● **Your instructions**
With the pictures left out, return exactly the lines from the one containing "Transcribe the text in this document." through the end of the listing below.

----------

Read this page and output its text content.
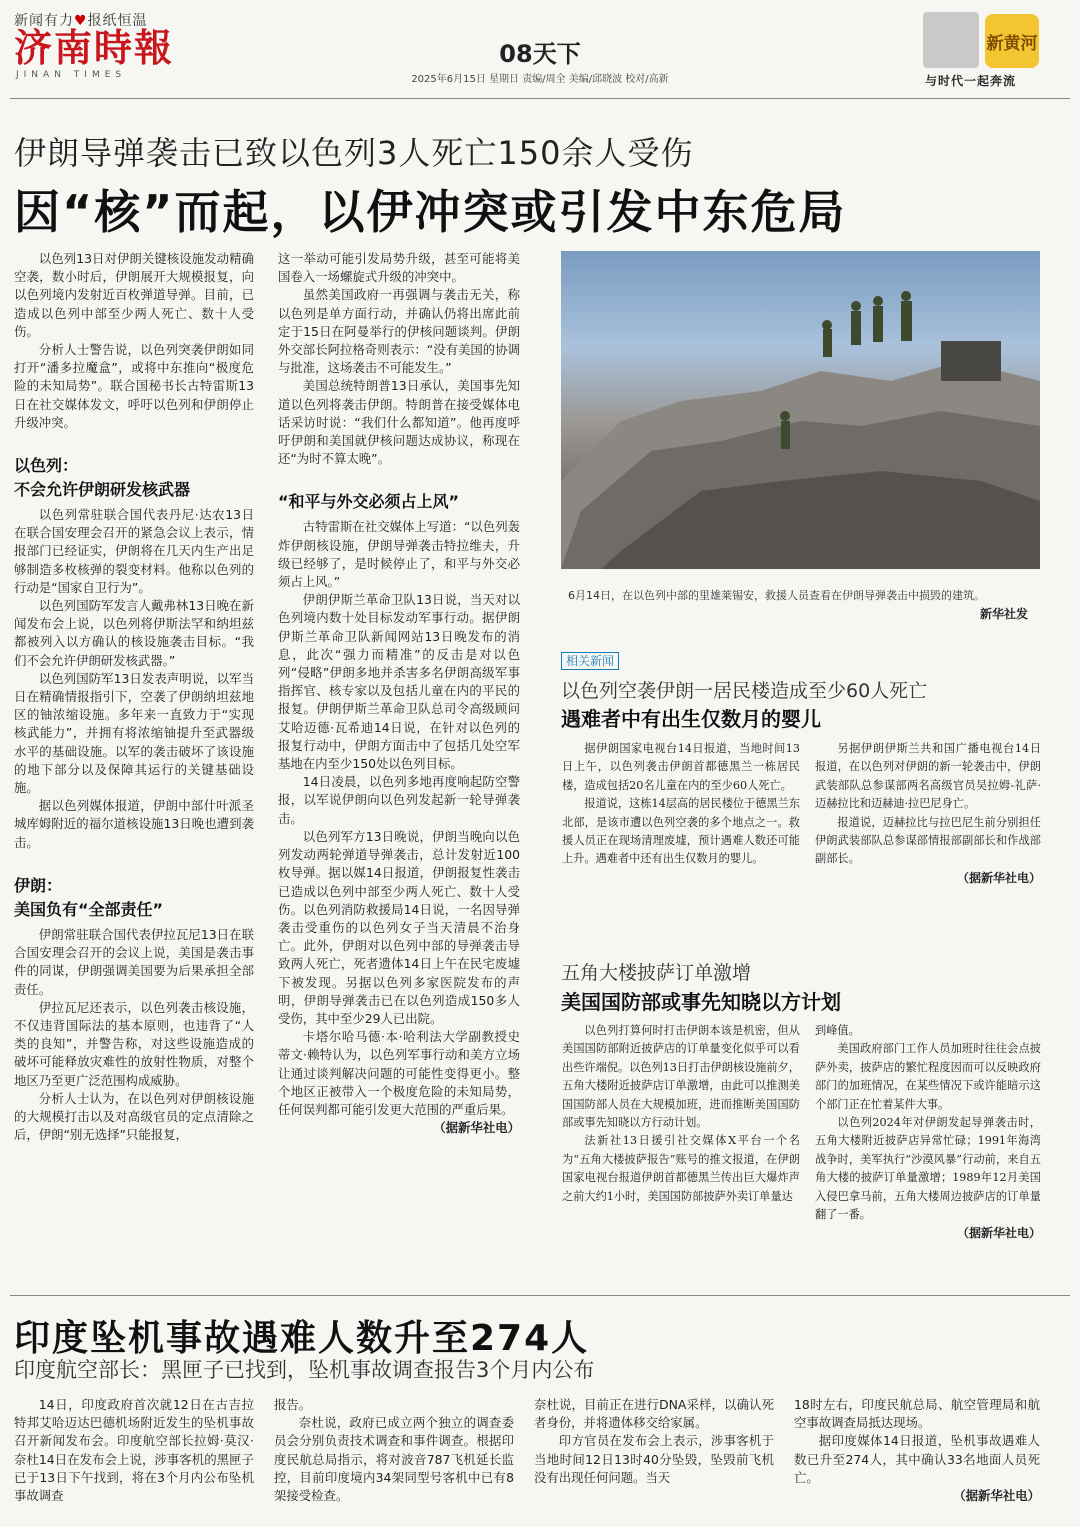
新闻有力♥报纸恒温
济南時報
JINAN TIMES
08天下
2025年6月15日 星期日 责编/周全 美编/邱晓波 校对/高新
新黄河
与时代一起奔流
伊朗导弹袭击已致以色列3人死亡150余人受伤
因“核”而起，以伊冲突或引发中东危局

以色列13日对伊朗关键核设施发动精确空袭，数小时后，伊朗展开大规模报复，向以色列境内发射近百枚弹道导弹。目前，已造成以色列中部至少两人死亡、数十人受伤。

分析人士警告说，以色列突袭伊朗如同打开“潘多拉魔盒”，或将中东推向“极度危险的未知局势”。联合国秘书长古特雷斯13日在社交媒体发文，呼吁以色列和伊朗停止升级冲突。

以色列：
不会允许伊朗研发核武器

以色列常驻联合国代表丹尼·达农13日在联合国安理会召开的紧急会议上表示，情报部门已经证实，伊朗将在几天内生产出足够制造多枚核弹的裂变材料。他称以色列的行动是“国家自卫行为”。

以色列国防军发言人戴弗林13日晚在新闻发布会上说，以色列将伊斯法罕和纳坦兹都被列入以方确认的核设施袭击目标。“我们不会允许伊朗研发核武器。”

以色列国防军13日发表声明说，以军当日在精确情报指引下，空袭了伊朗纳坦兹地区的铀浓缩设施。多年来一直致力于“实现核武能力”，并拥有将浓缩铀提升至武器级水平的基础设施。以军的袭击破坏了该设施的地下部分以及保障其运行的关键基础设施。

据以色列媒体报道，伊朗中部什叶派圣城库姆附近的福尔道核设施13日晚也遭到袭击。

伊朗：
美国负有“全部责任”

伊朗常驻联合国代表伊拉瓦尼13日在联合国安理会召开的会议上说，美国是袭击事件的同谋，伊朗强调美国要为后果承担全部责任。

伊拉瓦尼还表示，以色列袭击核设施，不仅违背国际法的基本原则，也违背了“人类的良知”，并警告称，对这些设施造成的破坏可能释放灾难性的放射性物质，对整个地区乃至更广泛范围构成威胁。

分析人士认为，在以色列对伊朗核设施的大规模打击以及对高级官员的定点清除之后，伊朗“别无选择”只能报复，

这一举动可能引发局势升级，甚至可能将美国卷入一场螺旋式升级的冲突中。

虽然美国政府一再强调与袭击无关，称以色列是单方面行动，并确认仍将出席此前定于15日在阿曼举行的伊核问题谈判。伊朗外交部长阿拉格奇则表示：“没有美国的协调与批准，这场袭击不可能发生。”

美国总统特朗普13日承认，美国事先知道以色列将袭击伊朗。特朗普在接受媒体电话采访时说：“我们什么都知道”。他再度呼吁伊朗和美国就伊核问题达成协议，称现在还“为时不算太晚”。

“和平与外交必须占上风”

古特雷斯在社交媒体上写道：“以色列轰炸伊朗核设施，伊朗导弹袭击特拉维夫，升级已经够了，是时候停止了，和平与外交必须占上风。”

伊朗伊斯兰革命卫队13日说，当天对以色列境内数十处目标发动军事行动。据伊朗伊斯兰革命卫队新闻网站13日晚发布的消息，此次“强力而精准”的反击是对以色列“侵略”伊朗多地并杀害多名伊朗高级军事指挥官、核专家以及包括儿童在内的平民的报复。伊朗伊斯兰革命卫队总司令高级顾问艾哈迈德·瓦希迪14日说，在针对以色列的报复行动中，伊朗方面击中了包括几处空军基地在内至少150处以色列目标。

14日凌晨，以色列多地再度响起防空警报，以军说伊朗向以色列发起新一轮导弹袭击。

以色列军方13日晚说，伊朗当晚向以色列发动两轮弹道导弹袭击，总计发射近100枚导弹。据以媒14日报道，伊朗报复性袭击已造成以色列中部至少两人死亡、数十人受伤。以色列消防救援局14日说，一名因导弹袭击受重伤的以色列女子当天清晨不治身亡。此外，伊朗对以色列中部的导弹袭击导致两人死亡，死者遗体14日上午在民宅废墟下被发现。另据以色列多家医院发布的声明，伊朗导弹袭击已在以色列造成150多人受伤，其中至少29人已出院。

卡塔尔哈马德·本·哈利法大学副教授史蒂文·赖特认为，以色列军事行动和美方立场让通过谈判解决问题的可能性变得更小。整个地区正被带入一个极度危险的未知局势，任何误判都可能引发更大范围的严重后果。

（据新华社电）
6月14日，在以色列中部的里雄莱锡安，救援人员查看在伊朗导弹袭击中损毁的建筑。
新华社发
相关新闻
以色列空袭伊朗一居民楼造成至少60人死亡
遇难者中有出生仅数月的婴儿

据伊朗国家电视台14日报道，当地时间13日上午，以色列袭击伊朗首都德黑兰一栋居民楼，造成包括20名儿童在内的至少60人死亡。

报道说，这栋14层高的居民楼位于德黑兰东北部，是该市遭以色列空袭的多个地点之一。救援人员正在现场清理废墟，预计遇难人数还可能上升。遇难者中还有出生仅数月的婴儿。

另据伊朗伊斯兰共和国广播电视台14日报道，在以色列对伊朗的新一轮袭击中，伊朗武装部队总参谋部两名高级官员吴拉姆-礼萨·迈赫拉比和迈赫迪·拉巴尼身亡。

报道说，迈赫拉比与拉巴尼生前分别担任伊朗武装部队总参谋部情报部副部长和作战部副部长。

（据新华社电）
五角大楼披萨订单激增
美国国防部或事先知晓以方计划

以色列打算何时打击伊朗本该是机密，但从美国国防部附近披萨店的订单量变化似乎可以看出些许端倪。以色列13日打击伊朗核设施前夕，五角大楼附近披萨店订单激增，由此可以推测美国国防部人员在大规模加班，进而推断美国国防部或事先知晓以方行动计划。

法新社13日援引社交媒体X平台一个名为“五角大楼披萨报告”账号的推文报道，在伊朗国家电视台报道伊朗首都德黑兰传出巨大爆炸声之前大约1小时，美国国防部披萨外卖订单量达

到峰值。

美国政府部门工作人员加班时往往会点披萨外卖，披萨店的繁忙程度因而可以反映政府部门的加班情况，在某些情况下或许能暗示这个部门正在忙着某件大事。

以色列2024年对伊朗发起导弹袭击时，五角大楼附近披萨店异常忙碌；1991年海湾战争时，美军执行“沙漠风暴”行动前，来自五角大楼的披萨订单量激增；1989年12月美国入侵巴拿马前，五角大楼周边披萨店的订单量翻了一番。

（据新华社电）
印度坠机事故遇难人数升至274人
印度航空部长：黑匣子已找到，坠机事故调查报告3个月内公布

14日，印度政府首次就12日在古吉拉特邦艾哈迈达巴德机场附近发生的坠机事故召开新闻发布会。印度航空部长拉姆·莫汉·奈杜14日在发布会上说，涉事客机的黑匣子已于13日下午找到，将在3个月内公布坠机事故调查

报告。
奈杜说，政府已成立两个独立的调查委员会分别负责技术调查和事件调查。根据印度民航总局指示，将对波音787飞机延长监控，目前印度境内34架同型号客机中已有8架接受检查。

奈杜说，目前正在进行DNA采样，以确认死者身份，并将遗体移交给家属。
印方官员在发布会上表示，涉事客机于当地时间12日13时40分坠毁，坠毁前飞机没有出现任何问题。当天

18时左右，印度民航总局、航空管理局和航空事故调查局抵达现场。
据印度媒体14日报道，坠机事故遇难人数已升至274人，其中确认33名地面人员死亡。

（据新华社电）
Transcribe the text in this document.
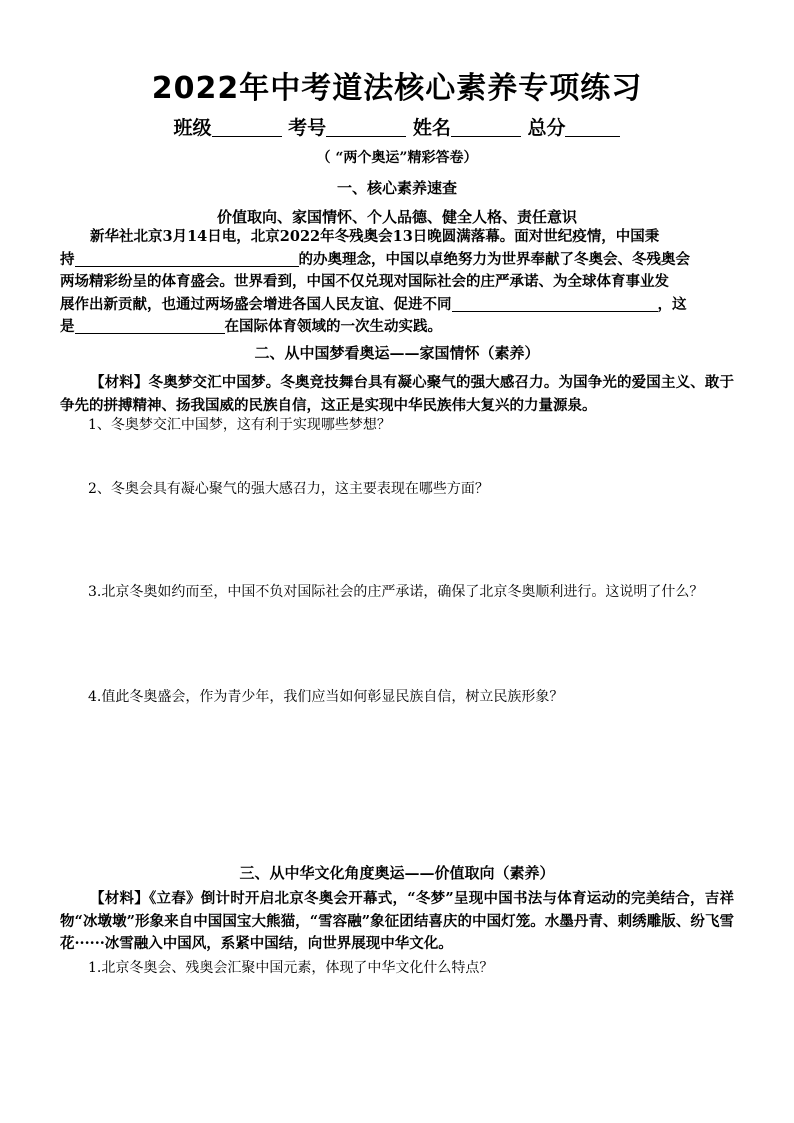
2022年中考道法核心素养专项练习
班级	考号	姓名	总分
（ “两个奥运”精彩答卷）
一、核心素养速查
价值取向、家国情怀、个人品德、健全人格、责任意识
新华社北京3月14日电，北京2022年冬残奥会13日晚圆满落幕。面对世纪疫情，中国秉
持	的办奥理念，中国以卓绝努力为世界奉献了冬奥会、冬残奥会
两场精彩纷呈的体育盛会。世界看到，中国不仅兑现对国际社会的庄严承诺、为全球体育事业发
展作出新贡献，也通过两场盛会增进各国人民友谊、促进不同	，这
是	在国际体育领域的一次生动实践。
二、从中国梦看奥运——家国情怀（素养）
【材料】冬奥梦交汇中国梦。冬奥竞技舞台具有凝心聚气的强大感召力。为国争光的爱国主义、敢于争先的拼搏精神、扬我国威的民族自信，这正是实现中华民族伟大复兴的力量源泉。
1、冬奥梦交汇中国梦，这有利于实现哪些梦想？
2、冬奥会具有凝心聚气的强大感召力，这主要表现在哪些方面？
3.北京冬奥如约而至，中国不负对国际社会的庄严承诺，确保了北京冬奥顺利进行。这说明了什么？
4.值此冬奥盛会，作为青少年，我们应当如何彰显民族自信，树立民族形象？
三、从中华文化角度奥运——价值取向（素养）
【材料】《立春》倒计时开启北京冬奥会开幕式，“冬梦”呈现中国书法与体育运动的完美结合，吉祥物“冰墩墩”形象来自中国国宝大熊猫，“雪容融”象征团结喜庆的中国灯笼。水墨丹青、刺绣雕版、纷飞雪花······冰雪融入中国风，系紧中国结，向世界展现中华文化。
1.北京冬奥会、残奥会汇聚中国元素，体现了中华文化什么特点？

----------

● **Answer for the task**
Transcribe the text in this document.
2022年中考道法核心素养专项练习
班级	考号	姓名	总分
（ “两个奥运”精彩答卷）
一、核心素养速查
价值取向、家国情怀、个人品德、健全人格、责任意识
新华社北京3月14日电，北京2022年冬残奥会13日晚圆满落幕。面对世纪疫情，中国秉
持	的办奥理念，中国以卓绝努力为世界奉献了冬奥会、冬残奥会
两场精彩纷呈的体育盛会。世界看到，中国不仅兑现对国际社会的庄严承诺、为全球体育事业发
展作出新贡献，也通过两场盛会增进各国人民友谊、促进不同	，这
是	在国际体育领域的一次生动实践。
二、从中国梦看奥运——家国情怀（素养）
【材料】冬奥梦交汇中国梦。冬奥竞技舞台具有凝心聚气的强大感召力。为国争光的爱国主义、敢于争先的拼搏精神、扬我国威的民族自信，这正是实现中华民族伟大复兴的力量源泉。
1、冬奥梦交汇中国梦，这有利于实现哪些梦想？
2、冬奥会具有凝心聚气的强大感召力，这主要表现在哪些方面？
3.北京冬奥如约而至，中国不负对国际社会的庄严承诺，确保了北京冬奥顺利进行。这说明了什么？
4.值此冬奥盛会，作为青少年，我们应当如何彰显民族自信，树立民族形象？
三、从中华文化角度奥运——价值取向（素养）
【材料】《立春》倒计时开启北京冬奥会开幕式，“冬梦”呈现中国书法与体育运动的完美结合，吉祥物“冰墩墩”形象来自中国国宝大熊猫，“雪容融”象征团结喜庆的中国灯笼。水墨丹青、刺绣雕版、纷飞雪花······冰雪融入中国风，系紧中国结，向世界展现中华文化。
1.北京冬奥会、残奥会汇聚中国元素，体现了中华文化什么特点？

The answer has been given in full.